Go over the entries below line by line, copying each one that contains the word "étiquette".

Lines of data:
--- start ---
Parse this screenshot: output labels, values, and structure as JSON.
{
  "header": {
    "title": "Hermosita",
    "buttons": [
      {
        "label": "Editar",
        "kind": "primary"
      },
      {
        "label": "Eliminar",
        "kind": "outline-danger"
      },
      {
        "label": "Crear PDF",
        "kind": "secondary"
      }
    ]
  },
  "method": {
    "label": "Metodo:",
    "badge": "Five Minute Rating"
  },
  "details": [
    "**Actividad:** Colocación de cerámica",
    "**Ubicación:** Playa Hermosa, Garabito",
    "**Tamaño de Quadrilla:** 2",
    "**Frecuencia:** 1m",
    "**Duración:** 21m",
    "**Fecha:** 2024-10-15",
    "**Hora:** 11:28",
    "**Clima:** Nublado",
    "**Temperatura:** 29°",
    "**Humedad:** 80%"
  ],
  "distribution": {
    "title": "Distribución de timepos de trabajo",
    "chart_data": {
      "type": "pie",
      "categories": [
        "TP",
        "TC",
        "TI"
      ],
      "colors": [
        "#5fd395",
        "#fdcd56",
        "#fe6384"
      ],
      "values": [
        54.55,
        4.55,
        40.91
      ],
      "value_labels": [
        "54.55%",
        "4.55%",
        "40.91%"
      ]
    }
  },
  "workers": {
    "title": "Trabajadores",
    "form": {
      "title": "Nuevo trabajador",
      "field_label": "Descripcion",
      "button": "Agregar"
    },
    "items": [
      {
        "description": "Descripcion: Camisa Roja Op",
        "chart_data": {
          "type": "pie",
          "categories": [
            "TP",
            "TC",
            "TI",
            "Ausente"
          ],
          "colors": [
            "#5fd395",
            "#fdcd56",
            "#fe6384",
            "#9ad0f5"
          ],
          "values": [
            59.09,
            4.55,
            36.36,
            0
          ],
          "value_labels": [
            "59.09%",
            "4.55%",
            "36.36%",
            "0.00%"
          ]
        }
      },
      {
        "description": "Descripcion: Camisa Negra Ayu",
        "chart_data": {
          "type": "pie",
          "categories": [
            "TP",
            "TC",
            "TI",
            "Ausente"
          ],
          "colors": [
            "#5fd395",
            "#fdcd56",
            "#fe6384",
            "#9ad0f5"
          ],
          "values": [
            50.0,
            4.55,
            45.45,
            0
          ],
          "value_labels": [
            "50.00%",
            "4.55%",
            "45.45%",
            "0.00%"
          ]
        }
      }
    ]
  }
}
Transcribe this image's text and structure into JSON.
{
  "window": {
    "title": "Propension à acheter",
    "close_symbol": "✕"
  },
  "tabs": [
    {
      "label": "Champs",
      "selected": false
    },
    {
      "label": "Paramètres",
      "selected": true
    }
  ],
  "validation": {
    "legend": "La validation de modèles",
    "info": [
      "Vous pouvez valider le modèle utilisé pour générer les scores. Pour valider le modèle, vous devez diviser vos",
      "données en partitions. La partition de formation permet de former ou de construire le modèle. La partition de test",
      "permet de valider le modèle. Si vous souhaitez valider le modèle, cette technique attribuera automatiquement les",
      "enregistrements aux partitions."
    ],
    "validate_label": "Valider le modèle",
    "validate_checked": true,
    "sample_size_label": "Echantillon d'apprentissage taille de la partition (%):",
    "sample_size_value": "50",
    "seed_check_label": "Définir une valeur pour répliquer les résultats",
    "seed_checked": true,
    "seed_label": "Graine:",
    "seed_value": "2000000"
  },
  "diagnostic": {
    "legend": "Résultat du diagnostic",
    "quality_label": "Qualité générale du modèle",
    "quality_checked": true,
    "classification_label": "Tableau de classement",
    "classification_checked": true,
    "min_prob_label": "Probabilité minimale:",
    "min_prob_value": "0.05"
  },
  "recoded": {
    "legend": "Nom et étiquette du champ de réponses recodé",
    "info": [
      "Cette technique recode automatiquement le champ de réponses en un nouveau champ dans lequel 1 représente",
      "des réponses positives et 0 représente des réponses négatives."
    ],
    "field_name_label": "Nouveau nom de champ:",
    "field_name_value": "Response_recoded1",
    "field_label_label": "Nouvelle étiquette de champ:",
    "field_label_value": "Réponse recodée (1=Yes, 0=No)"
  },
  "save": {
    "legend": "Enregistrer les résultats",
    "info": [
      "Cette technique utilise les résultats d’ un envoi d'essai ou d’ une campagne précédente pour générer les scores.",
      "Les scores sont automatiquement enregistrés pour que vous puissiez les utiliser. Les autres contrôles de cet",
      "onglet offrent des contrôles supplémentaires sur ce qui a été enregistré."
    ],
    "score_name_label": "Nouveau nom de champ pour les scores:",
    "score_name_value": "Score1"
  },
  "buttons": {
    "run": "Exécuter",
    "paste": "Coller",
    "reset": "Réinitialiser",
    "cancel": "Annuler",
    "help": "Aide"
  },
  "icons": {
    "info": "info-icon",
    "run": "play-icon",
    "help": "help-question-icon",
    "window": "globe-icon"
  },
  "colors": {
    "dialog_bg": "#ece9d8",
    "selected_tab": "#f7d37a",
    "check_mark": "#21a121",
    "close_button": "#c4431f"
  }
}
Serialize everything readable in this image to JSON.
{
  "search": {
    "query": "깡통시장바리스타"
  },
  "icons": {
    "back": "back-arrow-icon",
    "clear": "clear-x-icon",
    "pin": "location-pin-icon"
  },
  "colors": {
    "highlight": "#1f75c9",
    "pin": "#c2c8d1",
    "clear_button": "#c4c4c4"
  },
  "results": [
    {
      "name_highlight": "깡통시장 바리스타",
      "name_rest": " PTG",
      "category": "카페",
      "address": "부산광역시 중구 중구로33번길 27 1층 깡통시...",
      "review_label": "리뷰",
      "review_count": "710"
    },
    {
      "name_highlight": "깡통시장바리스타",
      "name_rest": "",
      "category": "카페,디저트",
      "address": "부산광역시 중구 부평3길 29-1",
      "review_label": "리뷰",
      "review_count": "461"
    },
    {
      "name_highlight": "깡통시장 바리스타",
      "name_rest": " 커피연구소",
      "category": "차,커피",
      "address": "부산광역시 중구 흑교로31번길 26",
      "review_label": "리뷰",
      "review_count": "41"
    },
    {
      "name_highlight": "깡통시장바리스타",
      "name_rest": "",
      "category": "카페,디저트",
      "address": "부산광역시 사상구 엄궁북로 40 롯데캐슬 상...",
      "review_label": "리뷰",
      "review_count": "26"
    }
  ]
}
--- end ---
## Completed exercise
    "legend": "Nom et étiquette du champ de réponses recodé",
    "field_label_label": "Nouvelle étiquette de champ:",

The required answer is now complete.